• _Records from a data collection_
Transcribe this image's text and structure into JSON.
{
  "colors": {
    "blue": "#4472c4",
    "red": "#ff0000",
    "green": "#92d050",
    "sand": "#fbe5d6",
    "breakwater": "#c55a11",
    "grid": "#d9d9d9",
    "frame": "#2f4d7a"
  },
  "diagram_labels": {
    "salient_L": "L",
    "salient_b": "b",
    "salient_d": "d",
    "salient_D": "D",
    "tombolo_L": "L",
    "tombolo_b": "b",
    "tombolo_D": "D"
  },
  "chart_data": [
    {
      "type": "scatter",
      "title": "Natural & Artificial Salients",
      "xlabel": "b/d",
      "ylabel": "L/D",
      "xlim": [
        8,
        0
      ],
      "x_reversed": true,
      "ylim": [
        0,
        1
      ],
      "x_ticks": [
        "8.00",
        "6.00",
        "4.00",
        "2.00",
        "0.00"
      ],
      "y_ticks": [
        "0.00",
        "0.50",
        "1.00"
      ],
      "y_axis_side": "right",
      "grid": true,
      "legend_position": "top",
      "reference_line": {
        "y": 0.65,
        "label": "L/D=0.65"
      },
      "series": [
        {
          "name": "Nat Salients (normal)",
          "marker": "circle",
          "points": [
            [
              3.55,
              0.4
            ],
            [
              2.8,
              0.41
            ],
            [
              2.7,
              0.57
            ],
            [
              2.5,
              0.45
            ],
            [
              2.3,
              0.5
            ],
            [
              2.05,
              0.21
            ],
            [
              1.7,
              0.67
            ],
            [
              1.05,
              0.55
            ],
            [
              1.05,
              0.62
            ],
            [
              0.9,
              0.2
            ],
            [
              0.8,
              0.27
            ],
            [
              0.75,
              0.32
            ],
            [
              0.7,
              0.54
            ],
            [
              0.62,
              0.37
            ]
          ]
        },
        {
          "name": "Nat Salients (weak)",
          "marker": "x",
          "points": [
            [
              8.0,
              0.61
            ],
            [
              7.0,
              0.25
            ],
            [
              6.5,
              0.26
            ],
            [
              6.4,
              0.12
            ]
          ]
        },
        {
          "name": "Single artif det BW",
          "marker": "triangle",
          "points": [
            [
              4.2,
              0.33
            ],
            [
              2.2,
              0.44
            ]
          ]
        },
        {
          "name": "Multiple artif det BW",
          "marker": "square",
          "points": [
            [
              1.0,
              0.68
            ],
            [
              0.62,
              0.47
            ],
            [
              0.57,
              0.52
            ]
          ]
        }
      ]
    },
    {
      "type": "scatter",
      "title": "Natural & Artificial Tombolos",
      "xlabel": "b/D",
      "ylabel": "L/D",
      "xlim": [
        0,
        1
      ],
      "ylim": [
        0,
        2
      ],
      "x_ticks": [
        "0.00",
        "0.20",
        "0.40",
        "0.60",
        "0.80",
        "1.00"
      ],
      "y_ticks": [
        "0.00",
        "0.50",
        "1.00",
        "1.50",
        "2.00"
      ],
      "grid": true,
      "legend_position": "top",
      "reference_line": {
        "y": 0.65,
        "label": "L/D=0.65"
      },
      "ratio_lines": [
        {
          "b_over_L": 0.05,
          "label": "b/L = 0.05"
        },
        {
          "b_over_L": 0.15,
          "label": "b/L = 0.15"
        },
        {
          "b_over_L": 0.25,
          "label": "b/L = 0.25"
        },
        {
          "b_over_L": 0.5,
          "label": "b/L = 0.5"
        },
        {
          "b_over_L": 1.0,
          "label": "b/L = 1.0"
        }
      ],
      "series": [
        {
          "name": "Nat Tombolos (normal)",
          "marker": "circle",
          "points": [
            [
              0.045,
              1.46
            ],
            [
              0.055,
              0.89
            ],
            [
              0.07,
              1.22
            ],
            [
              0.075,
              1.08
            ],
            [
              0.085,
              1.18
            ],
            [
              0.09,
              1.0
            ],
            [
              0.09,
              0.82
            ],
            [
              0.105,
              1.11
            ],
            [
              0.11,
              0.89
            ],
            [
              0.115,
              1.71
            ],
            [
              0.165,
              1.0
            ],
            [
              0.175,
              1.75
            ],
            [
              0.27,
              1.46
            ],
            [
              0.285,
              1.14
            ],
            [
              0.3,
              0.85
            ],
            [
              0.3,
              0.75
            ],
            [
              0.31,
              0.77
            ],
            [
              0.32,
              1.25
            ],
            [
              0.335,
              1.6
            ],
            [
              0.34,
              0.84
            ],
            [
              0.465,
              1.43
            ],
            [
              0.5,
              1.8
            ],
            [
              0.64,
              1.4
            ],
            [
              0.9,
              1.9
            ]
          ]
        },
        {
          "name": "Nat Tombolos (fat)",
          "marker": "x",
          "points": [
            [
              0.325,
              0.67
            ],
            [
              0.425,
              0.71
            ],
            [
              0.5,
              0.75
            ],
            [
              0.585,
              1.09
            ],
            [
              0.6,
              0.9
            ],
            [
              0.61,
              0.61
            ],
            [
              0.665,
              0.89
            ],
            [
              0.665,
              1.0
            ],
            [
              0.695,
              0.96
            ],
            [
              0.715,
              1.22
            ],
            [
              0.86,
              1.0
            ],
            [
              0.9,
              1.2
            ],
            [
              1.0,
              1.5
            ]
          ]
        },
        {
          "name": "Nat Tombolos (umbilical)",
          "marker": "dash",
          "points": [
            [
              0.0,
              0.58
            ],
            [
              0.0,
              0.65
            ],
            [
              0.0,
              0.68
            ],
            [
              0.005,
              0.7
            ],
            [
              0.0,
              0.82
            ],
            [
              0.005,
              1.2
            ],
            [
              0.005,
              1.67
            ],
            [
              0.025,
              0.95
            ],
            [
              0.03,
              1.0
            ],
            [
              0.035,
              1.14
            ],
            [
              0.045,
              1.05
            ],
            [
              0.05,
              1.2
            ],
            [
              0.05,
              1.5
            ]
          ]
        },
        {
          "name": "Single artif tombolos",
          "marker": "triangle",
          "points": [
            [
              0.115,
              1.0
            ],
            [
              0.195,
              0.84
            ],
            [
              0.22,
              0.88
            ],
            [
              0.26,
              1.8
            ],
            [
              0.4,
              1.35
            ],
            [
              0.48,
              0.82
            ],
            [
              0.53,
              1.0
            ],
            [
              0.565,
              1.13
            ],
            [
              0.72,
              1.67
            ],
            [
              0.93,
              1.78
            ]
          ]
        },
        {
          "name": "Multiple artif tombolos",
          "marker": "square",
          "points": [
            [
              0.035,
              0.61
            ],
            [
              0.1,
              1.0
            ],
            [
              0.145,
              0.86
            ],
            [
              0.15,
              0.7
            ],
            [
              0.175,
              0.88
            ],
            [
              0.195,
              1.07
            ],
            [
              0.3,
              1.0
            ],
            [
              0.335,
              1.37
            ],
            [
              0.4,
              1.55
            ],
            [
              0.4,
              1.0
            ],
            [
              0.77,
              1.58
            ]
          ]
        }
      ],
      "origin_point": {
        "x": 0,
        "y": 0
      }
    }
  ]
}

• _Brief_
Repeat the material from above exactly, word for word.

• _Written response_
Transcribe this image's text and structure into JSON.
{
  "colors": {
    "blue": "#4472c4",
    "red": "#ff0000",
    "green": "#92d050",
    "sand": "#fbe5d6",
    "breakwater": "#c55a11",
    "grid": "#d9d9d9",
    "frame": "#2f4d7a"
  },
  "diagram_labels": {
    "salient_L": "L",
    "salient_b": "b",
    "salient_d": "d",
    "salient_D": "D",
    "tombolo_L": "L",
    "tombolo_b": "b",
    "tombolo_D": "D"
  },
  "chart_data": [
    {
      "type": "scatter",
      "title": "Natural & Artificial Salients",
      "xlabel": "b/d",
      "ylabel": "L/D",
      "xlim": [
        8,
        0
      ],
      "x_reversed": true,
      "ylim": [
        0,
        1
      ],
      "x_ticks": [
        "8.00",
        "6.00",
        "4.00",
        "2.00",
        "0.00"
      ],
      "y_ticks": [
        "0.00",
        "0.50",
        "1.00"
      ],
      "y_axis_side": "right",
      "grid": true,
      "legend_position": "top",
      "reference_line": {
        "y": 0.65,
        "label": "L/D=0.65"
      },
      "series": [
        {
          "name": "Nat Salients (normal)",
          "marker": "circle",
          "points": [
            [
              3.55,
              0.4
            ],
            [
              2.8,
              0.41
            ],
            [
              2.7,
              0.57
            ],
            [
              2.5,
              0.45
            ],
            [
              2.3,
              0.5
            ],
            [
              2.05,
              0.21
            ],
            [
              1.7,
              0.67
            ],
            [
              1.05,
              0.55
            ],
            [
              1.05,
              0.62
            ],
            [
              0.9,
              0.2
            ],
            [
              0.8,
              0.27
            ],
            [
              0.75,
              0.32
            ],
            [
              0.7,
              0.54
            ],
            [
              0.62,
              0.37
            ]
          ]
        },
        {
          "name": "Nat Salients (weak)",
          "marker": "x",
          "points": [
            [
              8.0,
              0.61
            ],
            [
              7.0,
              0.25
            ],
            [
              6.5,
              0.26
            ],
            [
              6.4,
              0.12
            ]
          ]
        },
        {
          "name": "Single artif det BW",
          "marker": "triangle",
          "points": [
            [
              4.2,
              0.33
            ],
            [
              2.2,
              0.44
            ]
          ]
        },
        {
          "name": "Multiple artif det BW",
          "marker": "square",
          "points": [
            [
              1.0,
              0.68
            ],
            [
              0.62,
              0.47
            ],
            [
              0.57,
              0.52
            ]
          ]
        }
      ]
    },
    {
      "type": "scatter",
      "title": "Natural & Artificial Tombolos",
      "xlabel": "b/D",
      "ylabel": "L/D",
      "xlim": [
        0,
        1
      ],
      "ylim": [
        0,
        2
      ],
      "x_ticks": [
        "0.00",
        "0.20",
        "0.40",
        "0.60",
        "0.80",
        "1.00"
      ],
      "y_ticks": [
        "0.00",
        "0.50",
        "1.00",
        "1.50",
        "2.00"
      ],
      "grid": true,
      "legend_position": "top",
      "reference_line": {
        "y": 0.65,
        "label": "L/D=0.65"
      },
      "ratio_lines": [
        {
          "b_over_L": 0.05,
          "label": "b/L = 0.05"
        },
        {
          "b_over_L": 0.15,
          "label": "b/L = 0.15"
        },
        {
          "b_over_L": 0.25,
          "label": "b/L = 0.25"
        },
        {
          "b_over_L": 0.5,
          "label": "b/L = 0.5"
        },
        {
          "b_over_L": 1.0,
          "label": "b/L = 1.0"
        }
      ],
      "series": [
        {
          "name": "Nat Tombolos (normal)",
          "marker": "circle",
          "points": [
            [
              0.045,
              1.46
            ],
            [
              0.055,
              0.89
            ],
            [
              0.07,
              1.22
            ],
            [
              0.075,
              1.08
            ],
            [
              0.085,
              1.18
            ],
            [
              0.09,
              1.0
            ],
            [
              0.09,
              0.82
            ],
            [
              0.105,
              1.11
            ],
            [
              0.11,
              0.89
            ],
            [
              0.115,
              1.71
            ],
            [
              0.165,
              1.0
            ],
            [
              0.175,
              1.75
            ],
            [
              0.27,
              1.46
            ],
            [
              0.285,
              1.14
            ],
            [
              0.3,
              0.85
            ],
            [
              0.3,
              0.75
            ],
            [
              0.31,
              0.77
            ],
            [
              0.32,
              1.25
            ],
            [
              0.335,
              1.6
            ],
            [
              0.34,
              0.84
            ],
            [
              0.465,
              1.43
            ],
            [
              0.5,
              1.8
            ],
            [
              0.64,
              1.4
            ],
            [
              0.9,
              1.9
            ]
          ]
        },
        {
          "name": "Nat Tombolos (fat)",
          "marker": "x",
          "points": [
            [
              0.325,
              0.67
            ],
            [
              0.425,
              0.71
            ],
            [
              0.5,
              0.75
            ],
            [
              0.585,
              1.09
            ],
            [
              0.6,
              0.9
            ],
            [
              0.61,
              0.61
            ],
            [
              0.665,
              0.89
            ],
            [
              0.665,
              1.0
            ],
            [
              0.695,
              0.96
            ],
            [
              0.715,
              1.22
            ],
            [
              0.86,
              1.0
            ],
            [
              0.9,
              1.2
            ],
            [
              1.0,
              1.5
            ]
          ]
        },
        {
          "name": "Nat Tombolos (umbilical)",
          "marker": "dash",
          "points": [
            [
              0.0,
              0.58
            ],
            [
              0.0,
              0.65
            ],
            [
              0.0,
              0.68
            ],
            [
              0.005,
              0.7
            ],
            [
              0.0,
              0.82
            ],
            [
              0.005,
              1.2
            ],
            [
              0.005,
              1.67
            ],
            [
              0.025,
              0.95
            ],
            [
              0.03,
              1.0
            ],
            [
              0.035,
              1.14
            ],
            [
              0.045,
              1.05
            ],
            [
              0.05,
              1.2
            ],
            [
              0.05,
              1.5
            ]
          ]
        },
        {
          "name": "Single artif tombolos",
          "marker": "triangle",
          "points": [
            [
              0.115,
              1.0
            ],
            [
              0.195,
              0.84
            ],
            [
              0.22,
              0.88
            ],
            [
              0.26,
              1.8
            ],
            [
              0.4,
              1.35
            ],
            [
              0.48,
              0.82
            ],
            [
              0.53,
              1.0
            ],
            [
              0.565,
              1.13
            ],
            [
              0.72,
              1.67
            ],
            [
              0.93,
              1.78
            ]
          ]
        },
        {
          "name": "Multiple artif tombolos",
          "marker": "square",
          "points": [
            [
              0.035,
              0.61
            ],
            [
              0.1,
              1.0
            ],
            [
              0.145,
              0.86
            ],
            [
              0.15,
              0.7
            ],
            [
              0.175,
              0.88
            ],
            [
              0.195,
              1.07
            ],
            [
              0.3,
              1.0
            ],
            [
              0.335,
              1.37
            ],
            [
              0.4,
              1.55
            ],
            [
              0.4,
              1.0
            ],
            [
              0.77,
              1.58
            ]
          ]
        }
      ],
      "origin_point": {
        "x": 0,
        "y": 0
      }
    }
  ]
}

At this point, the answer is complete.